Tant attendue depuis un an, la soirée Nicolas Le Riche a rempli toutes ses promesses. Spectacle bien rythmé, le danseur s’est fait plaisir et a mis une fois de plus tout le monde d’accord sur son talent. Le sourire aux lèvres de l’étoile, la fête et les émotions étaient au rendez-vous. Humour, musique, amitiés, souvenirs, toute l’histoire de Nicolas Le Riche et de l’Opéra Garnier a été racontée dans cette soirée.

L’excitation était à son comble et la salle frissonnait déjà. Bien entourée par deux vieux messieurs, l’un discret, l’autre bavard, la vue sur la scène était imprenable. De ma loge on voit les coulisses ; danseurs, machinistes, habilleuses, accessoiristes, tous sont là dans un silence religieux pour voir l’étoile danser. Les ministres s’installent au balcon, les journalistes au premier rang de l’orchestre. Le rideau s’ouvre et dans le fond on aperçoit la silhouette du danseur qui jaillit du rideau de fond de scène. Matthieu Chedid s’avance, guitare à la main. L’homme qui danse s’avance, il rejoint les notes et semble parfois improviser avec beaucoup de grâce sur les accords graves et métalliques de la guitare. La balade nous berce, c’est un moment d’émotion qui semble une promesse pour la suite « Des années que je n’ai pas vu un show comme ça… ». Je regarde beaucoup les mains et les chaussons de Nicola sLe riche pendant ce passage. Les chaussons sont comme patinés, ils l’emmènent vers une autre aventure. « Où aller ? Où? » répète doucement M. C’est sûr ce soir Nicolas Le Riche savait où nous emmener.
L’orchestre a pris ses quartiers dans la fosse et pour ne pas y passer des paragraphes entiers, on peut dire sans mauvais jeu de mots qu’il était la fausse note de la soirée. Les fausses notes, en particulier dans Le jeune homme et la mort et dans le Boléro, ont fait crisser les dents de plus d’un spectateur.
= = = =
## [TÂCHE DONNÉE 1]
Recopiez le passage du texte à lire qui commence à « Tant attendue depuis » et se termine à « dans cette soirée. ».
## [TÂCHE DONNÉE 2]
D'après le texte à lire, qui s'avance sur scène la guitare à la main après l'ouverture du rideau ?
= = = =
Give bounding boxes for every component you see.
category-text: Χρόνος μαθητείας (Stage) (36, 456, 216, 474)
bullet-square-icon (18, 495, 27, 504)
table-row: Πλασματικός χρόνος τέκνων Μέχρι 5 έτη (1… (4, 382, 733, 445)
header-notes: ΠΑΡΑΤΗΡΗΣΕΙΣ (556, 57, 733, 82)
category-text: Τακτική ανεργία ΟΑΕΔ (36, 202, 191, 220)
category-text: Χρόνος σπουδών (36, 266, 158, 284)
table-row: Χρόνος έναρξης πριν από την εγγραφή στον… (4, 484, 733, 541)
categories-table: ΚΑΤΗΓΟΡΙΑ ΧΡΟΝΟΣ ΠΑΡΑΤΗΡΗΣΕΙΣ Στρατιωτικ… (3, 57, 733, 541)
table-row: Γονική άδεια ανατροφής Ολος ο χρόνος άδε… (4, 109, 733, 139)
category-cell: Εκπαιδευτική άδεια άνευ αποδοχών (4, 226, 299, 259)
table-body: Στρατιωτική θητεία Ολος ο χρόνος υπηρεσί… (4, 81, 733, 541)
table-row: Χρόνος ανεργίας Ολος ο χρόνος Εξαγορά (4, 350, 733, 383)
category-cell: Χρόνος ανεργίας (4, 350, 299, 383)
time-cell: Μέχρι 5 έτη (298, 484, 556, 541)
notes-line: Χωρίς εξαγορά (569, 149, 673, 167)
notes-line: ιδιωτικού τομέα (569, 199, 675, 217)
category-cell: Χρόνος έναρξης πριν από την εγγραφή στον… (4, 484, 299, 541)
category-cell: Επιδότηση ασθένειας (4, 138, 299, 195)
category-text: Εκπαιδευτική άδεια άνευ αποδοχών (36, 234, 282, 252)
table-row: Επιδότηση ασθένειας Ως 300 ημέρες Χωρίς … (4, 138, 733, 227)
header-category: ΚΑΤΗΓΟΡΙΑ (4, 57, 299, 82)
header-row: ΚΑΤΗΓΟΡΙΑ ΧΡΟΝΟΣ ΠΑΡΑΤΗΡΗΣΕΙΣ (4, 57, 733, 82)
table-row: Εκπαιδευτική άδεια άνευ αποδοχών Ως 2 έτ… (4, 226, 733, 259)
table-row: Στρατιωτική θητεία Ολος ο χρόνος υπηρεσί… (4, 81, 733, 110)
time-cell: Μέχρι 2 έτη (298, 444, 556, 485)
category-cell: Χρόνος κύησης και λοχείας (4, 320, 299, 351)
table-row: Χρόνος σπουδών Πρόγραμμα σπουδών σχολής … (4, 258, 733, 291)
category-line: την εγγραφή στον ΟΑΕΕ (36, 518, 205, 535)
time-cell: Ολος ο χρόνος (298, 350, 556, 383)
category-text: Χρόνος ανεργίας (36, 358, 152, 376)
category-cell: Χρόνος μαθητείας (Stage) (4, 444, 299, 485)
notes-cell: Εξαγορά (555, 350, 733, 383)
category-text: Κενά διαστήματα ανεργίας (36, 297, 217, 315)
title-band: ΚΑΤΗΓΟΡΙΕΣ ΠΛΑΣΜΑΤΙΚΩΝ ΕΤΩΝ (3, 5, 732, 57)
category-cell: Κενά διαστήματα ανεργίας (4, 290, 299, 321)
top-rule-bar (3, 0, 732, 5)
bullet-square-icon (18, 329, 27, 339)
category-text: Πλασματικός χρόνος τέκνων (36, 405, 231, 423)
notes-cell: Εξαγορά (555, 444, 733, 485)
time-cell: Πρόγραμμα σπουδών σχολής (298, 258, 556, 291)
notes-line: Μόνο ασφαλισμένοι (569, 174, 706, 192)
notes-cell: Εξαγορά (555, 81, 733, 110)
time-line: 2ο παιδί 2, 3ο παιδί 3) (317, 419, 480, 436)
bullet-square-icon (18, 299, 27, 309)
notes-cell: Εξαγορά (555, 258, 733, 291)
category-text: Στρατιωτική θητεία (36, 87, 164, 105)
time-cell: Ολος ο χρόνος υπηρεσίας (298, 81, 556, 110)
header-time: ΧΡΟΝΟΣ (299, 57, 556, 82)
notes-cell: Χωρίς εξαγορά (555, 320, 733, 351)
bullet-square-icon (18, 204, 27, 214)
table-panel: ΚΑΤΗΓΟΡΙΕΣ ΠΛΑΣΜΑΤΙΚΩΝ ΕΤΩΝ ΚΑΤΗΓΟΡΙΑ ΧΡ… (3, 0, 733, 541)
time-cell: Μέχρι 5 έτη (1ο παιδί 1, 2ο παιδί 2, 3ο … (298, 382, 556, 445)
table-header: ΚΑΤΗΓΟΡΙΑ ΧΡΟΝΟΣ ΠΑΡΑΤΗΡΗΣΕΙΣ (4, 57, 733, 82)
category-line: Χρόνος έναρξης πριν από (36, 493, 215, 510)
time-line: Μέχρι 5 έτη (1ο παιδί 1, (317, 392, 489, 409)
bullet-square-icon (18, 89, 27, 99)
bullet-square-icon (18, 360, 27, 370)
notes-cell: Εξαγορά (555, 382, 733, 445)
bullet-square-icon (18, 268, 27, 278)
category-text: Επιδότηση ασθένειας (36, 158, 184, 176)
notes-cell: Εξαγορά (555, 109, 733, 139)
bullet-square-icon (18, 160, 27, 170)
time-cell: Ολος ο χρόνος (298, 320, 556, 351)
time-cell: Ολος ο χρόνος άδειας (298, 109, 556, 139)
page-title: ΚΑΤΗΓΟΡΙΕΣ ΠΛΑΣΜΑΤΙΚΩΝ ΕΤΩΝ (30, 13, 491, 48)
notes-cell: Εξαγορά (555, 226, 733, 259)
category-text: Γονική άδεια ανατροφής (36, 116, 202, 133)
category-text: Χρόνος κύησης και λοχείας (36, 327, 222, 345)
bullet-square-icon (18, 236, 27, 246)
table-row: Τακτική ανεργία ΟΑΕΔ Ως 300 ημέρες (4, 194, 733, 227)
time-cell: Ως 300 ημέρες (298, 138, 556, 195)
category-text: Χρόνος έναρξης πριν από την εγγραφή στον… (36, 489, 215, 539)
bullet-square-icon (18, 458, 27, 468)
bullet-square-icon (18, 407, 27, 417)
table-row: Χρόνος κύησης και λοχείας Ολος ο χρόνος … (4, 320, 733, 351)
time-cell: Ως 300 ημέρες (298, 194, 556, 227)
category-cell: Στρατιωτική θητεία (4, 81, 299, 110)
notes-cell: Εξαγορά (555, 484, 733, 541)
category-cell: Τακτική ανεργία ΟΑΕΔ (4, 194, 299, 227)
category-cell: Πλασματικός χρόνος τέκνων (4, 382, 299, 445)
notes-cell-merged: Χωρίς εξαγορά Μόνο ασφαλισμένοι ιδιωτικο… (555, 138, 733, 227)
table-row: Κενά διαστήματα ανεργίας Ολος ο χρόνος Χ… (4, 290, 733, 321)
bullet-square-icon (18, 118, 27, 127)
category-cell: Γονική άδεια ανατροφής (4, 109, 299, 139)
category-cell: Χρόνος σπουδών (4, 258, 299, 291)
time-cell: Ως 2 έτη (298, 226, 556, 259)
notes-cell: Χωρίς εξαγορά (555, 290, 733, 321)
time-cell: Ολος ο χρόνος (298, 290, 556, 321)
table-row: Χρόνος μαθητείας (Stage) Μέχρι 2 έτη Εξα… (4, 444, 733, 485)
= = = =
## [SOLUTION RÉDIGÉE 1]
Tant attendue depuis un an, la soirée Nicolas Le Riche a rempli toutes ses promesses. Spectacle bien rythmé, le danseur s’est fait plaisir et a mis une fois de plus tout le monde d’accord sur son talent. Le sourire aux lèvres de l’étoile, la fête et les émotions étaient au rendez-vous. Humour, musique, amitiés, souvenirs, toute l’histoire de Nicolas Le Riche et de l’Opéra Garnier a été racontée dans cette soirée.

## [SOLUTION RÉDIGÉE 2]
Matthieu Chedid s'avance sur scène, la guitare à la main.